■ DIRECTIONS
Locate every line in the records below that contains the word "misery", and copy each one.

■ Saved entries
|---|
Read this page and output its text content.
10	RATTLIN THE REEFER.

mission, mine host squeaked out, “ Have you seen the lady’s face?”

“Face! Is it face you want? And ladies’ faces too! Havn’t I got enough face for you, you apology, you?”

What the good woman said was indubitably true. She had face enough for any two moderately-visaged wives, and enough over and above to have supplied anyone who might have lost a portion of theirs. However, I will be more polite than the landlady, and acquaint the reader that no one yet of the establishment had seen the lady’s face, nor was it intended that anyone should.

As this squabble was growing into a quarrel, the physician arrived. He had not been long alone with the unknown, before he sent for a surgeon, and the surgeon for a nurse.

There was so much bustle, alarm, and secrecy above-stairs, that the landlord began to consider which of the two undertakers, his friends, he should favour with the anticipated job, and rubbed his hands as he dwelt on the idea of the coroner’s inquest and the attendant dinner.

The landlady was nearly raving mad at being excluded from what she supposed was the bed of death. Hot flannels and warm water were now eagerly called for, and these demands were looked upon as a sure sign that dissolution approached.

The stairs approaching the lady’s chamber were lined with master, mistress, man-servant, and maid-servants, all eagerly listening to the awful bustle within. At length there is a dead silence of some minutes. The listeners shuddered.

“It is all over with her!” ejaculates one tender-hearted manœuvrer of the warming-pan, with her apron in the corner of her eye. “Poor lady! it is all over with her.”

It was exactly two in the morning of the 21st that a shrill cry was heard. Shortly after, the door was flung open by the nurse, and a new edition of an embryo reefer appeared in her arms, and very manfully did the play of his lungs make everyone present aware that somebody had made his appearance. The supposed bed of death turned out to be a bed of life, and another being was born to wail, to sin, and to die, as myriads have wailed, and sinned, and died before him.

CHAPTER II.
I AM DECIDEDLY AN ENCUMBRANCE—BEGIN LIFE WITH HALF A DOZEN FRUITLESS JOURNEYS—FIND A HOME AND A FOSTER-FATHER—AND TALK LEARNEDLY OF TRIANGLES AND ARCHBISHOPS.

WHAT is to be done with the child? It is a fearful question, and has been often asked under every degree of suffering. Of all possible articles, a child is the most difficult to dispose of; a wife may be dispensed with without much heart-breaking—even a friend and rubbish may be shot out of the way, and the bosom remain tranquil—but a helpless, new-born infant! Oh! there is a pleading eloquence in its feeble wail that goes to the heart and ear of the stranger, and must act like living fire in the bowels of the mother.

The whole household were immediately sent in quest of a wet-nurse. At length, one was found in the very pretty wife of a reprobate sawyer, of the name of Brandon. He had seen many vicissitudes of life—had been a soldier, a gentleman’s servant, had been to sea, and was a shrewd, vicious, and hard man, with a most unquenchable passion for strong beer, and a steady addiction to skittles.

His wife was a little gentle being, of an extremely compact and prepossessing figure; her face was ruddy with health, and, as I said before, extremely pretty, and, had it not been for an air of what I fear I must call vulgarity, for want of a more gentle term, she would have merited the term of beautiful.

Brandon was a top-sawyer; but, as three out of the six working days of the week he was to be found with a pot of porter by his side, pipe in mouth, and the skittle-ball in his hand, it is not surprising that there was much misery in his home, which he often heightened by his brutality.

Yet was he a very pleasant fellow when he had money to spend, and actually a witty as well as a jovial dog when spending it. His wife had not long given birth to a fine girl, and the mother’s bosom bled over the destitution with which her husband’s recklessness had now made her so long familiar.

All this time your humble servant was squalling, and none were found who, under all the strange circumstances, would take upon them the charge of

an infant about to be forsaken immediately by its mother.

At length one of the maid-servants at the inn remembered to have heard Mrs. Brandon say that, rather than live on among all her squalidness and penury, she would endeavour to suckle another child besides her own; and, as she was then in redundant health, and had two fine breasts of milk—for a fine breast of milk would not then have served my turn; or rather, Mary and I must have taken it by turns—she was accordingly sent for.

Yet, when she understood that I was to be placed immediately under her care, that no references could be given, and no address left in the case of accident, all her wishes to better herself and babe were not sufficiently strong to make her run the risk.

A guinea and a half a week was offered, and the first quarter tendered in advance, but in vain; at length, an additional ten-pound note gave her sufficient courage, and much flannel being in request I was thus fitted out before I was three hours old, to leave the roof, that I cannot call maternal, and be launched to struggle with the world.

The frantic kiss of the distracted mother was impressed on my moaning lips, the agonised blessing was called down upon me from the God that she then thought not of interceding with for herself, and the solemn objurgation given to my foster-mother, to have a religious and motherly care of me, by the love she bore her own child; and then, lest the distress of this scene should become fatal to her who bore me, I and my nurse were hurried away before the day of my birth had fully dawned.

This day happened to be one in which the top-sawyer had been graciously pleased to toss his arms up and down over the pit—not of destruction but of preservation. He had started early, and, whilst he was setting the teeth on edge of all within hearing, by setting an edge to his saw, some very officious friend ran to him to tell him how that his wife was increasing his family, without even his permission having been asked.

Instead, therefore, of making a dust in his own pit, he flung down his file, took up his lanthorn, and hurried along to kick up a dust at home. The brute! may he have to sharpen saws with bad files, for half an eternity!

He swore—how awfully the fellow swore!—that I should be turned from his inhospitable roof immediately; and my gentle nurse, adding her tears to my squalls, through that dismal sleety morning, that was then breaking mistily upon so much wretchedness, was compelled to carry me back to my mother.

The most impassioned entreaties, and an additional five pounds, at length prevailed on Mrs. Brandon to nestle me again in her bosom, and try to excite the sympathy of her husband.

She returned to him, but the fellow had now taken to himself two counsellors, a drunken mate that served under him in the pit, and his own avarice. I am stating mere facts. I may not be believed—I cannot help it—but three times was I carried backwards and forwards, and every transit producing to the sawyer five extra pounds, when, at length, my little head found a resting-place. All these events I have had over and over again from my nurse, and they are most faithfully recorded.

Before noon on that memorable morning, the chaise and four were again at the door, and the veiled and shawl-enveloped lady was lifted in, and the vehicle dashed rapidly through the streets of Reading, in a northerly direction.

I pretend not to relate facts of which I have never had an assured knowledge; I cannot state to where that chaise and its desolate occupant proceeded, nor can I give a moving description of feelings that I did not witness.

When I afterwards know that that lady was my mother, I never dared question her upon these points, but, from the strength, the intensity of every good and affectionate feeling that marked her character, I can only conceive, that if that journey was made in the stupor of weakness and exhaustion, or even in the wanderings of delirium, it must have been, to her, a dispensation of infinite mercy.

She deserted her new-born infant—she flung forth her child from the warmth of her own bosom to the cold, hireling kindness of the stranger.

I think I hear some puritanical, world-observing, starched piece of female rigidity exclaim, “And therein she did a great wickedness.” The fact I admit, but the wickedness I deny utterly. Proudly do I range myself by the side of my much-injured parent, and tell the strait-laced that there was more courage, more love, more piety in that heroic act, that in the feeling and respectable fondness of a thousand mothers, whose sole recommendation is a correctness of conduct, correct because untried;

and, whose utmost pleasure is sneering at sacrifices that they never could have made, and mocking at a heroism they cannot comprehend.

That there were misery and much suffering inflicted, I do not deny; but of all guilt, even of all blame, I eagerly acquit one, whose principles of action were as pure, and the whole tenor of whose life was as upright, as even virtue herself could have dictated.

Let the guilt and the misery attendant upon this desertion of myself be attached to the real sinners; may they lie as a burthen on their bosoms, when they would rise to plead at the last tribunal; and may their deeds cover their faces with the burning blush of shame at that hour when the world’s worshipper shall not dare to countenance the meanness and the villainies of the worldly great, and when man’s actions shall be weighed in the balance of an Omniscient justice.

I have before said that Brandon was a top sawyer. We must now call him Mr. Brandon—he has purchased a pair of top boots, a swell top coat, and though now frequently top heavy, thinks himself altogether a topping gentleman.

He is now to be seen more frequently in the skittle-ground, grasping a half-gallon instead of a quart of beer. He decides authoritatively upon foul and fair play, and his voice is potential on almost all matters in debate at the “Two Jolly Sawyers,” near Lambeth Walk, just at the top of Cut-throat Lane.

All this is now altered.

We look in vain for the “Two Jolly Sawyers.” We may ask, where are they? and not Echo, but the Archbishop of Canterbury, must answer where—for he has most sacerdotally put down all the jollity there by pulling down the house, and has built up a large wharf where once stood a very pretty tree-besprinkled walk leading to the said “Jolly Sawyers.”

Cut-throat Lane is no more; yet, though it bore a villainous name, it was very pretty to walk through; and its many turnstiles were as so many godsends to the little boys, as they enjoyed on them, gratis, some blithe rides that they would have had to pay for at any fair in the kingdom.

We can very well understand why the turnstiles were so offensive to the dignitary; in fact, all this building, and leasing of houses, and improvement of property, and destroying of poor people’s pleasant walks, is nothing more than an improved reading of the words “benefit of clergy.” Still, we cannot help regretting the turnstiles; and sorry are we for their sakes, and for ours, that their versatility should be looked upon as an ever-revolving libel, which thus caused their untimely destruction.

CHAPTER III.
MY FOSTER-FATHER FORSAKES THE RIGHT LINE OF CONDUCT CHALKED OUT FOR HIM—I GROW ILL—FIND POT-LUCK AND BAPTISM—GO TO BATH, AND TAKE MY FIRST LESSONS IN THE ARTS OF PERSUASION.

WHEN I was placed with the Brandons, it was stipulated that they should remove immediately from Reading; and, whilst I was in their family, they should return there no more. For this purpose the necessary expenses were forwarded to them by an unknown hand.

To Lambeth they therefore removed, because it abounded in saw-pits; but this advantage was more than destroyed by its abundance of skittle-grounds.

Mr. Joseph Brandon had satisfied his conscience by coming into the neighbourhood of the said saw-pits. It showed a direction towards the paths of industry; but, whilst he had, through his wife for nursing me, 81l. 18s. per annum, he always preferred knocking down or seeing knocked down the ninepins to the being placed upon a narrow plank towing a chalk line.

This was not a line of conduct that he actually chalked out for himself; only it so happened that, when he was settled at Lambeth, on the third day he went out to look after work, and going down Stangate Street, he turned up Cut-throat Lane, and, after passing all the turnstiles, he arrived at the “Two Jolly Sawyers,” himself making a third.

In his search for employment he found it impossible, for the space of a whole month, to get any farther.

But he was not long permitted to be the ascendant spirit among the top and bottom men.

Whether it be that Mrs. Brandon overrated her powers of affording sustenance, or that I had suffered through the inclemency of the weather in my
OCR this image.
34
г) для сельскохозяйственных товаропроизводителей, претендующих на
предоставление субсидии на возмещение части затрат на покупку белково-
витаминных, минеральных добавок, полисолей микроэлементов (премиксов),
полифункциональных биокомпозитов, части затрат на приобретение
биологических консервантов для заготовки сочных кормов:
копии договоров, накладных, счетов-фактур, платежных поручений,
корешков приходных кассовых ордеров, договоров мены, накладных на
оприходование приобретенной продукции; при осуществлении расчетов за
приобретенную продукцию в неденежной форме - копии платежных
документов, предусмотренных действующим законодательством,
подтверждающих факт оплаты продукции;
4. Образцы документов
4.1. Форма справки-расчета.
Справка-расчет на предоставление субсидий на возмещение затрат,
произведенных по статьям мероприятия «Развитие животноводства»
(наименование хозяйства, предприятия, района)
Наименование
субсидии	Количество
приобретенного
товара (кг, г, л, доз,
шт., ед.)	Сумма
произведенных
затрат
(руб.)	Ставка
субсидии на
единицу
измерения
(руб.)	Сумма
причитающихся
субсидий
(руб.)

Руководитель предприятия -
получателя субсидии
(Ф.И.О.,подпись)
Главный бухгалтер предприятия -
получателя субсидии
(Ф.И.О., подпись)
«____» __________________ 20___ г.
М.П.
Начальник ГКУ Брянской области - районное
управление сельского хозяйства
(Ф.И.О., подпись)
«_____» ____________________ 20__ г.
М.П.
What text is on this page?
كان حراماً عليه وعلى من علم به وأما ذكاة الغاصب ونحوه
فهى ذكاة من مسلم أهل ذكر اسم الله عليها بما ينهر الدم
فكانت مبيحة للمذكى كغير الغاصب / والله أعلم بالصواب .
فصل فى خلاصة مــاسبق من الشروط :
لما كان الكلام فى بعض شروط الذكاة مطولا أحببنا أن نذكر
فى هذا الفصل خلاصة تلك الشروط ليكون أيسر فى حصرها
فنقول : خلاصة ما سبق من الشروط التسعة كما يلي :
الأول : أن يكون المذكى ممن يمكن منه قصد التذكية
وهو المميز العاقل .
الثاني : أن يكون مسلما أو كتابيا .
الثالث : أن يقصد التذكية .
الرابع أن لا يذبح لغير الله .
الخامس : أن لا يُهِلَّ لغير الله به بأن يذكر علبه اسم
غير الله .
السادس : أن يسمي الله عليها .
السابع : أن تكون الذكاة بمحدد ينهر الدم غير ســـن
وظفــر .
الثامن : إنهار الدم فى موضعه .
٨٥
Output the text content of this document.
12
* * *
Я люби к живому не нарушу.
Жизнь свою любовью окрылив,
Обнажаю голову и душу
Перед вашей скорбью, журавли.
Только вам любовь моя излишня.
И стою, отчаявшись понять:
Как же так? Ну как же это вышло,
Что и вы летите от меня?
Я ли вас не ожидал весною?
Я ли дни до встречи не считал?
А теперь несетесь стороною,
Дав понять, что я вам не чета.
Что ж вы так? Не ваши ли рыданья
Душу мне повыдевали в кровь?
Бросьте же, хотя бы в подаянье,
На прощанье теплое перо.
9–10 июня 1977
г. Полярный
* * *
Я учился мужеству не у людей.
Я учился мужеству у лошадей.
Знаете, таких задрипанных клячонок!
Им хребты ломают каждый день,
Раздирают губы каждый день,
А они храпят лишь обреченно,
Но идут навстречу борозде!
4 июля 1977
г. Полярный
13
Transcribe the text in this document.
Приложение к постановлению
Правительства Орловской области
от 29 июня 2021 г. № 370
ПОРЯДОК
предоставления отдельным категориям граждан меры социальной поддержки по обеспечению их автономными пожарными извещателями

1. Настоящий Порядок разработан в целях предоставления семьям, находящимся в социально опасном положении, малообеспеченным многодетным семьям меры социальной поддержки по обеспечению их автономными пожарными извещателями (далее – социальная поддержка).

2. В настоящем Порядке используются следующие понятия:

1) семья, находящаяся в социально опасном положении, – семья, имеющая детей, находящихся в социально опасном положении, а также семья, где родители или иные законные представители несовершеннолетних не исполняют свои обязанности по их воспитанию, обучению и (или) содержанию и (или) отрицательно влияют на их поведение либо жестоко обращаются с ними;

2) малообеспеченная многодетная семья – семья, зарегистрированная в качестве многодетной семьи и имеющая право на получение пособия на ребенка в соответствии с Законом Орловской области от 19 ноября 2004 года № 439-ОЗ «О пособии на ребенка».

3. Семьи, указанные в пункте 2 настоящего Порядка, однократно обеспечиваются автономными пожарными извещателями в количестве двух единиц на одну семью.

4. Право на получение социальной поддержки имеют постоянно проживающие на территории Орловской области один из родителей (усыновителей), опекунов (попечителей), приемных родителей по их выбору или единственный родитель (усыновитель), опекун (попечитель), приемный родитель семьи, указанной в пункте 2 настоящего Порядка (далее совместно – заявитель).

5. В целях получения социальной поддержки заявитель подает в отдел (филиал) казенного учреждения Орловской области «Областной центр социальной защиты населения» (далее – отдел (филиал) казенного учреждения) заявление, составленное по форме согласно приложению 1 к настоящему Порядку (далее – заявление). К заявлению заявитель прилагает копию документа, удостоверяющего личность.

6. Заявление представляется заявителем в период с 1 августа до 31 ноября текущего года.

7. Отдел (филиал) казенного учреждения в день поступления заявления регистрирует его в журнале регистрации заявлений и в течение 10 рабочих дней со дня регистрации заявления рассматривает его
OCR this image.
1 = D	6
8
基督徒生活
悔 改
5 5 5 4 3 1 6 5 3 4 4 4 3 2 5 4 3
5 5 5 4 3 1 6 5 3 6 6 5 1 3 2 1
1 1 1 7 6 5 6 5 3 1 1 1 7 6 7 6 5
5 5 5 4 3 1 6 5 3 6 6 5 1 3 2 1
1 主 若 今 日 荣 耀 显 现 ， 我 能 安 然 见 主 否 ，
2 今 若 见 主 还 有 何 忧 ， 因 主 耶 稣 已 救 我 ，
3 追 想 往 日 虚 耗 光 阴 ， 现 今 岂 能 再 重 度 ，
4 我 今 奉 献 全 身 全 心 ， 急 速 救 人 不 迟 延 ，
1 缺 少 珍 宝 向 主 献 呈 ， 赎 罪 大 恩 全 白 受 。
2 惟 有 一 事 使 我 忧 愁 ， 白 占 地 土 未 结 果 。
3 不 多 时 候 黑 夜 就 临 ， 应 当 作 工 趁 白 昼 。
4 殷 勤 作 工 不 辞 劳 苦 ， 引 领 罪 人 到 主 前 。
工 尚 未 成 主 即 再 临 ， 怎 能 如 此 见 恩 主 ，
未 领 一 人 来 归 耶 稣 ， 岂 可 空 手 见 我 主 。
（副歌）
|---|
■ PROBLEM SOLUTION
Brandon was a top-sawyer; but, as three out of the six working days of the week he was to be found with a pot of porter by his side, pipe in mouth, and the skittle-ball in his hand, it is not surprising that there was much misery in his home, which he often heightened by his brutality.
That there were misery and much suffering inflicted, I do not deny; but of all guilt, even of all blame, I eagerly acquit one, whose principles of action were as pure, and the whole tenor of whose life was as upright, as even virtue herself could have dictated.
Let the guilt and the misery attendant upon this desertion of myself be attached to the real sinners; may they lie as a burthen on their bosoms, when they would rise to plead at the last tribunal; and may their deeds cover their faces with the burning blush of shame at that hour when the world’s worshipper shall not dare to countenance the meanness and the villainies of the worldly great, and when man’s actions shall be weighed in the balance of an Omniscient justice.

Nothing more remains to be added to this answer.